What is needed:
Gather up the lines that contain "Rank".

Material provided:
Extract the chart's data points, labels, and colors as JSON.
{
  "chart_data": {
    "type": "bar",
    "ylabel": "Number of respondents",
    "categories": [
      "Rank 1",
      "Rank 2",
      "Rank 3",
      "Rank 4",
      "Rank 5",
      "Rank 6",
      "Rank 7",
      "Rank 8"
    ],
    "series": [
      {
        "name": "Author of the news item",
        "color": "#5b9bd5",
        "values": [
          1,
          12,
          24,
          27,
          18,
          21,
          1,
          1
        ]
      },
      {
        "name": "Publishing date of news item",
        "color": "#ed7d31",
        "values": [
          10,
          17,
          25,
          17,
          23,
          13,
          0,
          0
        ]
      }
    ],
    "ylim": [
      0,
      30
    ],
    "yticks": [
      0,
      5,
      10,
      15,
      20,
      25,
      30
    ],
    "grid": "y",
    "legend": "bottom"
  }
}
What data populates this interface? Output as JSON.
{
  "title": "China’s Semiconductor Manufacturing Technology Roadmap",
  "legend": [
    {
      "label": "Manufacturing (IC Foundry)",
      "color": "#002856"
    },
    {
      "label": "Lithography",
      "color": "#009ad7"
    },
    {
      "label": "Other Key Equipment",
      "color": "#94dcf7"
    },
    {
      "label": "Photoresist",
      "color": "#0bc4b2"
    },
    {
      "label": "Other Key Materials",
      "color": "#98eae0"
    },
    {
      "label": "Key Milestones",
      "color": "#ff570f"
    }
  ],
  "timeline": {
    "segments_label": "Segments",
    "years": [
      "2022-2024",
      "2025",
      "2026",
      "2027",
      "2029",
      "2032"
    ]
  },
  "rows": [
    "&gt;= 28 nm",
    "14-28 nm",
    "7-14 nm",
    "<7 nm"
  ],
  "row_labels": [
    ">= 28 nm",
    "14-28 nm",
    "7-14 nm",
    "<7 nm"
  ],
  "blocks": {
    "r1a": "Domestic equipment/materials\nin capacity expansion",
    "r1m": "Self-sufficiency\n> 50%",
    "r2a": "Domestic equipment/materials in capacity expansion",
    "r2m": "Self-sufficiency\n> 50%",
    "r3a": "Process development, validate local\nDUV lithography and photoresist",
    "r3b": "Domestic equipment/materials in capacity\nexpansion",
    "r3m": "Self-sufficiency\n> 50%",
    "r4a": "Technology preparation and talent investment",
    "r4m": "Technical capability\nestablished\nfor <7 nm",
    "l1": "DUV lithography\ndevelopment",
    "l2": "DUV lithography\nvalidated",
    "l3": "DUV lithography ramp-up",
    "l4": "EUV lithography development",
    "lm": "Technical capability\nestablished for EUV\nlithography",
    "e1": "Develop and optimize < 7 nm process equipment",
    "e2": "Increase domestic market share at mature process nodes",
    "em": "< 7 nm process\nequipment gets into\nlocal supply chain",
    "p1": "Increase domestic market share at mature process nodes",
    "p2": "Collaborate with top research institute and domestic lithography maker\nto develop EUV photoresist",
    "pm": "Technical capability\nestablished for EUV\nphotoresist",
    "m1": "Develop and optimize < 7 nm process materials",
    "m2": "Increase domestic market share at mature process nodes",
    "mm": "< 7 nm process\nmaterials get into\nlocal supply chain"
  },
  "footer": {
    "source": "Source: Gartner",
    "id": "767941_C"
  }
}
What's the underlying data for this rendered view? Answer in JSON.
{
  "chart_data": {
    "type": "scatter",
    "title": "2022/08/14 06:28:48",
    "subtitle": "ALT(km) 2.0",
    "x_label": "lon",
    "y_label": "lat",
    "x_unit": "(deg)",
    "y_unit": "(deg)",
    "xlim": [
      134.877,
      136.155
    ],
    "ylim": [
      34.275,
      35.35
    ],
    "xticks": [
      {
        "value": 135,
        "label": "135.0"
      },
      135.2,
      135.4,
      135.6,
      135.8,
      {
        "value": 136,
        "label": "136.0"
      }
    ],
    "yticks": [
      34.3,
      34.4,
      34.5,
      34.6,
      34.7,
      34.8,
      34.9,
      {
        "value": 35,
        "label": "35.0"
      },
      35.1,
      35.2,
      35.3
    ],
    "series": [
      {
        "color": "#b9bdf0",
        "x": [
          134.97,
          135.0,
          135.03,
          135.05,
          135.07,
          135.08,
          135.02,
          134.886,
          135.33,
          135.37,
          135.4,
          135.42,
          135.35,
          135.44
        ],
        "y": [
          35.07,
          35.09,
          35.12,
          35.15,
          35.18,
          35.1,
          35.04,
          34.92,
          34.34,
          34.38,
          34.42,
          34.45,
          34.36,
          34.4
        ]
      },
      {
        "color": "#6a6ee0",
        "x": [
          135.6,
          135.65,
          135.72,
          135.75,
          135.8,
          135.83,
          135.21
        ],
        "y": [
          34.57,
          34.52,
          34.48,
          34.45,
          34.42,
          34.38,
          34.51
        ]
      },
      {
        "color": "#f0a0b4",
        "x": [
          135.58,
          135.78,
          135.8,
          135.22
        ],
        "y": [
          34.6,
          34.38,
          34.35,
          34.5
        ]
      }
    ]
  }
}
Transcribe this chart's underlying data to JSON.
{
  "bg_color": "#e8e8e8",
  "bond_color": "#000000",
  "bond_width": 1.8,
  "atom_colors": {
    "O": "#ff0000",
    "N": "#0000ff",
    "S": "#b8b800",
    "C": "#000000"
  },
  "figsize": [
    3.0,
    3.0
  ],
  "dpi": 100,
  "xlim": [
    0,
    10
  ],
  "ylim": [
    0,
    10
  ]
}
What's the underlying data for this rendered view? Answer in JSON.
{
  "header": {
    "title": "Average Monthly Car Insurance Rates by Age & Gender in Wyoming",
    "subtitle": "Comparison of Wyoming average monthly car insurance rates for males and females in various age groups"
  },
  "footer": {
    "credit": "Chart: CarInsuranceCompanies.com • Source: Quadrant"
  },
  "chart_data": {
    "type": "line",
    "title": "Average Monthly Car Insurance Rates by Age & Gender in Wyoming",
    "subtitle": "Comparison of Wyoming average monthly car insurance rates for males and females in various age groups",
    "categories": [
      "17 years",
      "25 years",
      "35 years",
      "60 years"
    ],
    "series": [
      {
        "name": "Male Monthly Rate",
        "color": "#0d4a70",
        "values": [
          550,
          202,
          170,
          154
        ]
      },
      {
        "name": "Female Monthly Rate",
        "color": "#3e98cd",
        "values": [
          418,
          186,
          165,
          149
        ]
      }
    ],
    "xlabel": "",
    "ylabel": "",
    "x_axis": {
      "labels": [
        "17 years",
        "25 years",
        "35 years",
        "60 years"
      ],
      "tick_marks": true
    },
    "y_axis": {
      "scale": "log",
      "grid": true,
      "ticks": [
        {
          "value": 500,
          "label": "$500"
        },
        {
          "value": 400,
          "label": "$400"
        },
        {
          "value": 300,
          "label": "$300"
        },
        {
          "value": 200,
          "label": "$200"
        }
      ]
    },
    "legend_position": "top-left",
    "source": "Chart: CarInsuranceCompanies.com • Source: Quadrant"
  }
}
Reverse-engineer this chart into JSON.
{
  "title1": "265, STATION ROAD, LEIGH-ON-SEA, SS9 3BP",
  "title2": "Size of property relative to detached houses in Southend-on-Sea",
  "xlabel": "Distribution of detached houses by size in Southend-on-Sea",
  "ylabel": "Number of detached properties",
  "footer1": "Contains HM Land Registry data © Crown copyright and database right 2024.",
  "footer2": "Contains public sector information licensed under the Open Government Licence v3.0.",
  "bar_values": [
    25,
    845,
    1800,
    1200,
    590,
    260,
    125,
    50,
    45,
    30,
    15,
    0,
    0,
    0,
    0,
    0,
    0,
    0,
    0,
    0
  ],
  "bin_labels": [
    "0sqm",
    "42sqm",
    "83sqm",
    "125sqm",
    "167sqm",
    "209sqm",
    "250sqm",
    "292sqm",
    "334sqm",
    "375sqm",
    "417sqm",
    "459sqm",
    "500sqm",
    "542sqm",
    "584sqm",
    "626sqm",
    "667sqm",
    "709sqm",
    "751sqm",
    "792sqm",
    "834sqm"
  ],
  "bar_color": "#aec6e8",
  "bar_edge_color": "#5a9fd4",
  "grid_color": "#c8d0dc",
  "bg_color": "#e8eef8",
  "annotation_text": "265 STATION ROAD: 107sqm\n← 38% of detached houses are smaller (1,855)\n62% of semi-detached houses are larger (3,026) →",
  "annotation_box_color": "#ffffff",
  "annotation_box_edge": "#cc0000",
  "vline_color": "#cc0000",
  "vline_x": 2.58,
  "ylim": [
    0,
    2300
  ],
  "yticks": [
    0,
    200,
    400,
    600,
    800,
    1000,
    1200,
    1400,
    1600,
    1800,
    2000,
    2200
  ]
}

Complete output:
      "Rank 1",
      "Rank 2",
      "Rank 3",
      "Rank 4",
      "Rank 5",
      "Rank 6",
      "Rank 7",
      "Rank 8"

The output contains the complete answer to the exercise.